_SHORT PROBLEM_
Where a line holds "name", copy it.

-- start of THE RECORDS --

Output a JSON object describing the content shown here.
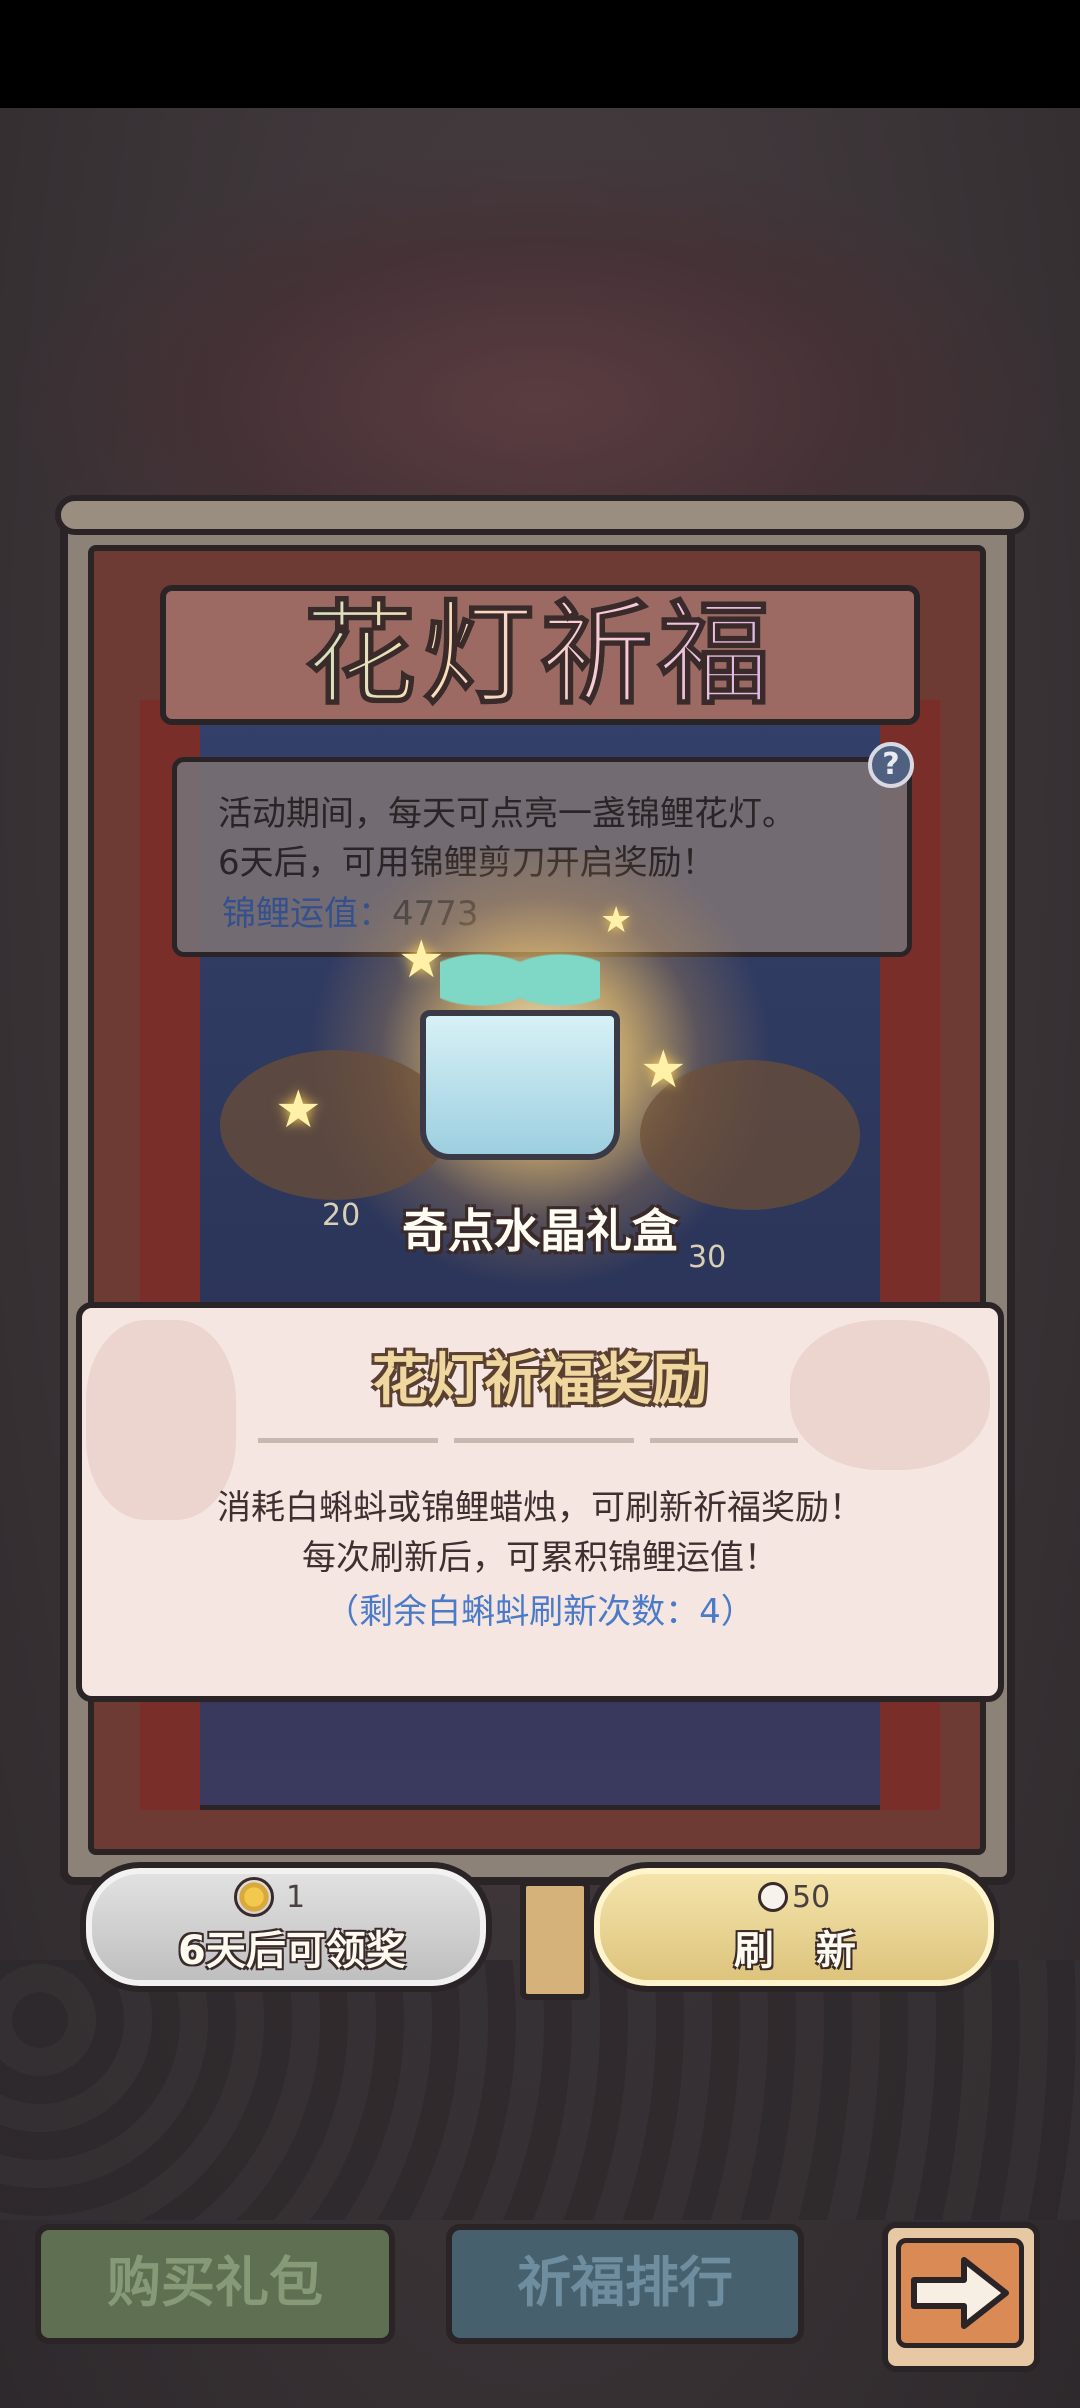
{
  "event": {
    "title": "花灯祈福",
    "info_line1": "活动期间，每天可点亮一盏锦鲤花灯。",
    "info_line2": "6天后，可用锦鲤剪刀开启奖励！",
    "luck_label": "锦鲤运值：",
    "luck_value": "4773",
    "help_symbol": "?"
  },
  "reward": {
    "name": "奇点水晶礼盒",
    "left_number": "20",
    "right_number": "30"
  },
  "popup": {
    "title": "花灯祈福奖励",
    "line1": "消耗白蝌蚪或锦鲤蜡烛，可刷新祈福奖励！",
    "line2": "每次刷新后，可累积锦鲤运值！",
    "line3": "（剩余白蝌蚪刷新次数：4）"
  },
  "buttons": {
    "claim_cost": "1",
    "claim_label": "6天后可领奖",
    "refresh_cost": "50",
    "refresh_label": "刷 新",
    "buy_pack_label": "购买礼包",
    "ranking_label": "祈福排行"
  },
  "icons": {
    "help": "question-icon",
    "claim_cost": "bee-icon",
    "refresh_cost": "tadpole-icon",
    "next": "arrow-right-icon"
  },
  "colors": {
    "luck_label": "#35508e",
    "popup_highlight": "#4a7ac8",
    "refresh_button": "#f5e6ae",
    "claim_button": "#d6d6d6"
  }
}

-- end of THE RECORDS --
-- start of THE RECORDS --

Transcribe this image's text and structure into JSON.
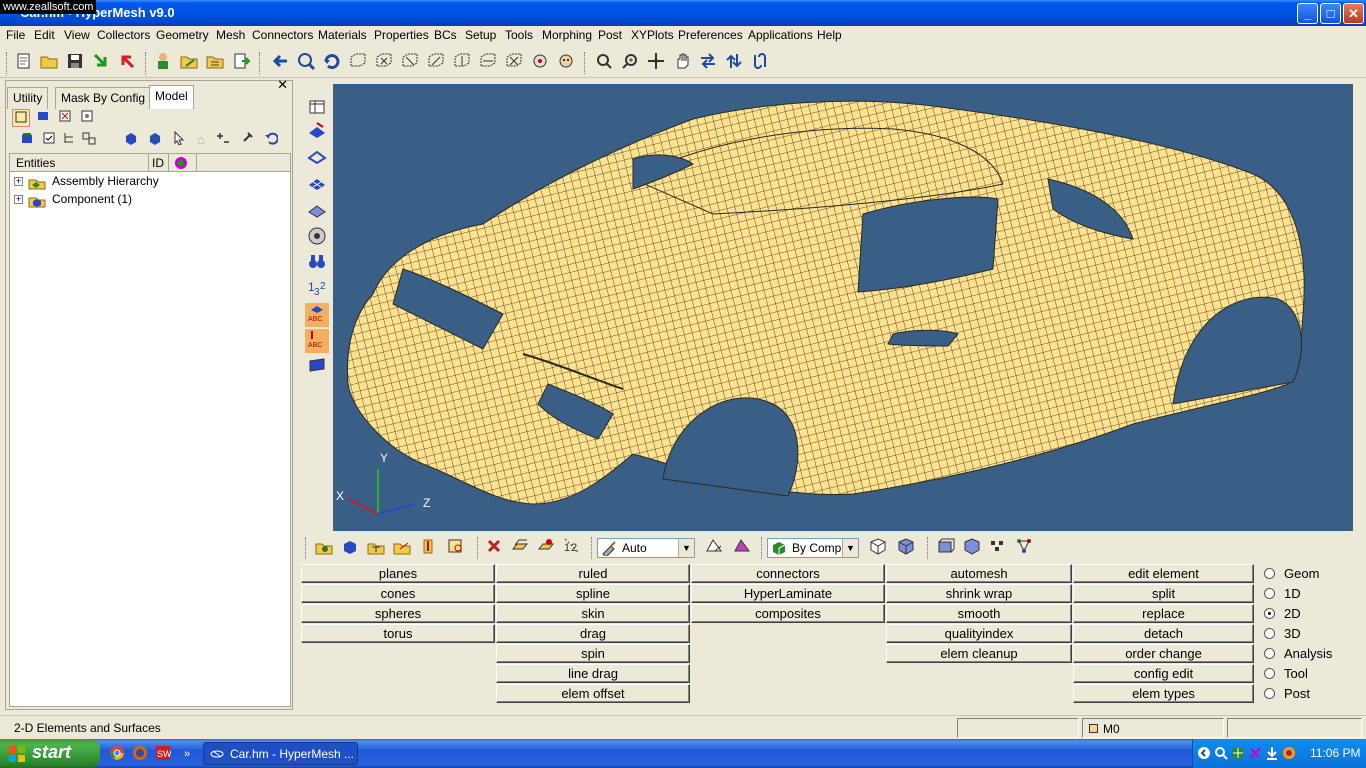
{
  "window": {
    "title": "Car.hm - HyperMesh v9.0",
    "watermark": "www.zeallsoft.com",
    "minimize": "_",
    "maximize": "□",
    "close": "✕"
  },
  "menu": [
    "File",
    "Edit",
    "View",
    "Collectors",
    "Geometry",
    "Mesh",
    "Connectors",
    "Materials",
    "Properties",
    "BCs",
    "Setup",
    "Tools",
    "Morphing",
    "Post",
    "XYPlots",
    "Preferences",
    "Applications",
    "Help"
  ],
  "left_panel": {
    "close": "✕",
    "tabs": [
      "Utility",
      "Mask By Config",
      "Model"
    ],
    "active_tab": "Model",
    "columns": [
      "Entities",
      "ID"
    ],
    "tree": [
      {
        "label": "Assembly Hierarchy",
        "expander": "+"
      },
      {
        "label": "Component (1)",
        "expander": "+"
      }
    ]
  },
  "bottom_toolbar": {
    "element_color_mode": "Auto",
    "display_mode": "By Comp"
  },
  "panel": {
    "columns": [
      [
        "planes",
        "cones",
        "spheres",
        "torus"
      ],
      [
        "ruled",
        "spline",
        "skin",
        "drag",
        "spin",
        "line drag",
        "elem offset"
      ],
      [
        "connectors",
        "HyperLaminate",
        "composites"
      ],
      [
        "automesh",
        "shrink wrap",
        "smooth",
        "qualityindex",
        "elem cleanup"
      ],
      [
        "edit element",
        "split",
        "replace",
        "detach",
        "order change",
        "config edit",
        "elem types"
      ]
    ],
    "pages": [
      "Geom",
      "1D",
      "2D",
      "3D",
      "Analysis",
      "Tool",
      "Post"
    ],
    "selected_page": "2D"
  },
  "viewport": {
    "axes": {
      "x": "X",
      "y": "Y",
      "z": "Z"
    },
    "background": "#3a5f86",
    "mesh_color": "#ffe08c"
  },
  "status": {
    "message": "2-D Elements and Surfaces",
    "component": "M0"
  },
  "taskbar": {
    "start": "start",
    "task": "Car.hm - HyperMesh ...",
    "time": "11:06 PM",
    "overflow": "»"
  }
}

-- end of THE RECORDS --
-- start of THE RECORDS --

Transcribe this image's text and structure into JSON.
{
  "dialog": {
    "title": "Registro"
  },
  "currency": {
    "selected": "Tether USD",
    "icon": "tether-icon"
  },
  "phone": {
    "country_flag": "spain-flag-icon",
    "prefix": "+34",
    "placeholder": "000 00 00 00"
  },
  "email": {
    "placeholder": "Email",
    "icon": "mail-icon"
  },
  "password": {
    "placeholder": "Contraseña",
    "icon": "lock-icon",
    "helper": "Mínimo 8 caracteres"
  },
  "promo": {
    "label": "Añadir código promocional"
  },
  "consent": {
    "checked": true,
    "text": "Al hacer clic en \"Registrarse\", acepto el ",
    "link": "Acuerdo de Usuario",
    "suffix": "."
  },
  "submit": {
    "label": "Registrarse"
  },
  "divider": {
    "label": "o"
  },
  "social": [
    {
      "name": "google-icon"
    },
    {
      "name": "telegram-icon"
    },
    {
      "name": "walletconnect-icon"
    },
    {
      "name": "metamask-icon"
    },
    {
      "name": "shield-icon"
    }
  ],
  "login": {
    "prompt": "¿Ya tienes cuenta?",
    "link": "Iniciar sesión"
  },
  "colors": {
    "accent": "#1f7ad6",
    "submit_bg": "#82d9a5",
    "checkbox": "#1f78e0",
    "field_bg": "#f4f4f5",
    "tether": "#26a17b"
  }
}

-- end of THE RECORDS --

_OUTPUT FOR THIS TASK_
    "name": "奇点水晶礼盒",
      "name": "google-icon"
      "name": "telegram-icon"
      "name": "walletconnect-icon"
      "name": "metamask-icon"
      "name": "shield-icon"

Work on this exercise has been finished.